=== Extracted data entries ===
----------

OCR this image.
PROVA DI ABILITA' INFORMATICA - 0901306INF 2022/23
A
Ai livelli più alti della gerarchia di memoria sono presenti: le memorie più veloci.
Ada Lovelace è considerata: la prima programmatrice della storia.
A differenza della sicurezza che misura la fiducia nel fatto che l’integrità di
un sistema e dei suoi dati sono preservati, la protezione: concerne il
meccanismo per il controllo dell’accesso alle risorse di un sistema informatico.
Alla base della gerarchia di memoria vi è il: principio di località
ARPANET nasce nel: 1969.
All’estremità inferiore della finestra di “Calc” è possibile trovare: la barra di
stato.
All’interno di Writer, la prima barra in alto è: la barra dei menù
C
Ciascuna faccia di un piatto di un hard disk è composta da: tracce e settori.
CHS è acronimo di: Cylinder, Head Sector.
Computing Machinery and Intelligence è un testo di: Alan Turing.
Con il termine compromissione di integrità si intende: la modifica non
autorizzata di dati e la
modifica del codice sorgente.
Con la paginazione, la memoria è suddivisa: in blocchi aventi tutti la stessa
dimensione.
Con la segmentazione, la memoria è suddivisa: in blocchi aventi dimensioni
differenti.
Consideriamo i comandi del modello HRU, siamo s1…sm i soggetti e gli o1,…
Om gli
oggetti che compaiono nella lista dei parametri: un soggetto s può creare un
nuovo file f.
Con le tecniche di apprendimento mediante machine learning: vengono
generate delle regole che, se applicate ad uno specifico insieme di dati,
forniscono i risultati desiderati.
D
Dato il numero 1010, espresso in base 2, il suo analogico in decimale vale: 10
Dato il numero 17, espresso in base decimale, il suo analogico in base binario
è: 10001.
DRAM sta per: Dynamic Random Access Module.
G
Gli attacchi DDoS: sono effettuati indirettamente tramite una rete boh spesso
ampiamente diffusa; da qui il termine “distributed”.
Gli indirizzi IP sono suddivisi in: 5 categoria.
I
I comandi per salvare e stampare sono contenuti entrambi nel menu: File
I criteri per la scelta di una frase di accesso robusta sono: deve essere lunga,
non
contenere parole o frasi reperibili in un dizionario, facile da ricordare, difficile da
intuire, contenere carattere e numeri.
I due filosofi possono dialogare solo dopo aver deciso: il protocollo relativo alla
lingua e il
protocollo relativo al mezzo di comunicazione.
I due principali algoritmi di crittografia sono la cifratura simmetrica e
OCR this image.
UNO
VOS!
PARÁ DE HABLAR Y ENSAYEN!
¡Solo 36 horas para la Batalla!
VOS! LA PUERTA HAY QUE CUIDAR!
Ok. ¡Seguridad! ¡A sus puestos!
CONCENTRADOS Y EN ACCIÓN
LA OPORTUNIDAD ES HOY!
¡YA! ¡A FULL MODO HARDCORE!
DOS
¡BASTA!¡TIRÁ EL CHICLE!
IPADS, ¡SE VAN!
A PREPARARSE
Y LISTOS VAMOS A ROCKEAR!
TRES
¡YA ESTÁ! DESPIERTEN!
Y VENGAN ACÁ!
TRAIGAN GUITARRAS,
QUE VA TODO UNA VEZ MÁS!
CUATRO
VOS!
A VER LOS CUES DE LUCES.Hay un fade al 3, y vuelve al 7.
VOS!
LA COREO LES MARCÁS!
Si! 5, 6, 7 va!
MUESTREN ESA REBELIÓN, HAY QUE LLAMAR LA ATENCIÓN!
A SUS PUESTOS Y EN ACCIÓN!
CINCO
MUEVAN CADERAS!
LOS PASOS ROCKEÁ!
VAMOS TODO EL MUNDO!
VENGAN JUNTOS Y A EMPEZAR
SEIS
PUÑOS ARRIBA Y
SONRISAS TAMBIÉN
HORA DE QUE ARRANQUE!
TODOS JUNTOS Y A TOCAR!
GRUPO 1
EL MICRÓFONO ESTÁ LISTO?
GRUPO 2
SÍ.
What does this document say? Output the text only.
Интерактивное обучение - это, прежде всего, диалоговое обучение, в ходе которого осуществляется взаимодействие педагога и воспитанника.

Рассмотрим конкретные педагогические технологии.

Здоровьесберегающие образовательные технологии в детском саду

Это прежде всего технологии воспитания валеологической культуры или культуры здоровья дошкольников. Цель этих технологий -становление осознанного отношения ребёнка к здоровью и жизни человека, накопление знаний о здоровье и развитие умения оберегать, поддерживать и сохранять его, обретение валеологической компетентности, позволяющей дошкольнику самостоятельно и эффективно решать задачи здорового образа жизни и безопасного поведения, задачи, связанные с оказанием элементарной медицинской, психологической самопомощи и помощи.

----------

=== Do this ===
From the listing above, extract every line exactly as it stands.

=== The completed task ===
OCR this image.
PROVA DI ABILITA' INFORMATICA - 0901306INF 2022/23
A
Ai livelli più alti della gerarchia di memoria sono presenti: le memorie più veloci.
Ada Lovelace è considerata: la prima programmatrice della storia.
A differenza della sicurezza che misura la fiducia nel fatto che l’integrità di
un sistema e dei suoi dati sono preservati, la protezione: concerne il
meccanismo per il controllo dell’accesso alle risorse di un sistema informatico.
Alla base della gerarchia di memoria vi è il: principio di località
ARPANET nasce nel: 1969.
All’estremità inferiore della finestra di “Calc” è possibile trovare: la barra di
stato.
All’interno di Writer, la prima barra in alto è: la barra dei menù
C
Ciascuna faccia di un piatto di un hard disk è composta da: tracce e settori.
CHS è acronimo di: Cylinder, Head Sector.
Computing Machinery and Intelligence è un testo di: Alan Turing.
Con il termine compromissione di integrità si intende: la modifica non
autorizzata di dati e la
modifica del codice sorgente.
Con la paginazione, la memoria è suddivisa: in blocchi aventi tutti la stessa
dimensione.
Con la segmentazione, la memoria è suddivisa: in blocchi aventi dimensioni
differenti.
Consideriamo i comandi del modello HRU, siamo s1…sm i soggetti e gli o1,…
Om gli
oggetti che compaiono nella lista dei parametri: un soggetto s può creare un
nuovo file f.
Con le tecniche di apprendimento mediante machine learning: vengono
generate delle regole che, se applicate ad uno specifico insieme di dati,
forniscono i risultati desiderati.
D
Dato il numero 1010, espresso in base 2, il suo analogico in decimale vale: 10
Dato il numero 17, espresso in base decimale, il suo analogico in base binario
è: 10001.
DRAM sta per: Dynamic Random Access Module.
G
Gli attacchi DDoS: sono effettuati indirettamente tramite una rete boh spesso
ampiamente diffusa; da qui il termine “distributed”.
Gli indirizzi IP sono suddivisi in: 5 categoria.
I
I comandi per salvare e stampare sono contenuti entrambi nel menu: File
I criteri per la scelta di una frase di accesso robusta sono: deve essere lunga,
non
contenere parole o frasi reperibili in un dizionario, facile da ricordare, difficile da
intuire, contenere carattere e numeri.
I due filosofi possono dialogare solo dopo aver deciso: il protocollo relativo alla
lingua e il
protocollo relativo al mezzo di comunicazione.
I due principali algoritmi di crittografia sono la cifratura simmetrica e
OCR this image.
UNO
VOS!
PARÁ DE HABLAR Y ENSAYEN!
¡Solo 36 horas para la Batalla!
VOS! LA PUERTA HAY QUE CUIDAR!
Ok. ¡Seguridad! ¡A sus puestos!
CONCENTRADOS Y EN ACCIÓN
LA OPORTUNIDAD ES HOY!
¡YA! ¡A FULL MODO HARDCORE!
DOS
¡BASTA!¡TIRÁ EL CHICLE!
IPADS, ¡SE VAN!
A PREPARARSE
Y LISTOS VAMOS A ROCKEAR!
TRES
¡YA ESTÁ! DESPIERTEN!
Y VENGAN ACÁ!
TRAIGAN GUITARRAS,
QUE VA TODO UNA VEZ MÁS!
CUATRO
VOS!
A VER LOS CUES DE LUCES.Hay un fade al 3, y vuelve al 7.
VOS!
LA COREO LES MARCÁS!
Si! 5, 6, 7 va!
MUESTREN ESA REBELIÓN, HAY QUE LLAMAR LA ATENCIÓN!
A SUS PUESTOS Y EN ACCIÓN!
CINCO
MUEVAN CADERAS!
LOS PASOS ROCKEÁ!
VAMOS TODO EL MUNDO!
VENGAN JUNTOS Y A EMPEZAR
SEIS
PUÑOS ARRIBA Y
SONRISAS TAMBIÉN
HORA DE QUE ARRANQUE!
TODOS JUNTOS Y A TOCAR!
GRUPO 1
EL MICRÓFONO ESTÁ LISTO?
GRUPO 2
SÍ.
What does this document say? Output the text only.
Интерактивное обучение - это, прежде всего, диалоговое обучение, в ходе которого осуществляется взаимодействие педагога и воспитанника.

Рассмотрим конкретные педагогические технологии.

Здоровьесберегающие образовательные технологии в детском саду

Это прежде всего технологии воспитания валеологической культуры или культуры здоровья дошкольников. Цель этих технологий -становление осознанного отношения ребёнка к здоровью и жизни человека, накопление знаний о здоровье и развитие умения оберегать, поддерживать и сохранять его, обретение валеологической компетентности, позволяющей дошкольнику самостоятельно и эффективно решать задачи здорового образа жизни и безопасного поведения, задачи, связанные с оказанием элементарной медицинской, психологической самопомощи и помощи.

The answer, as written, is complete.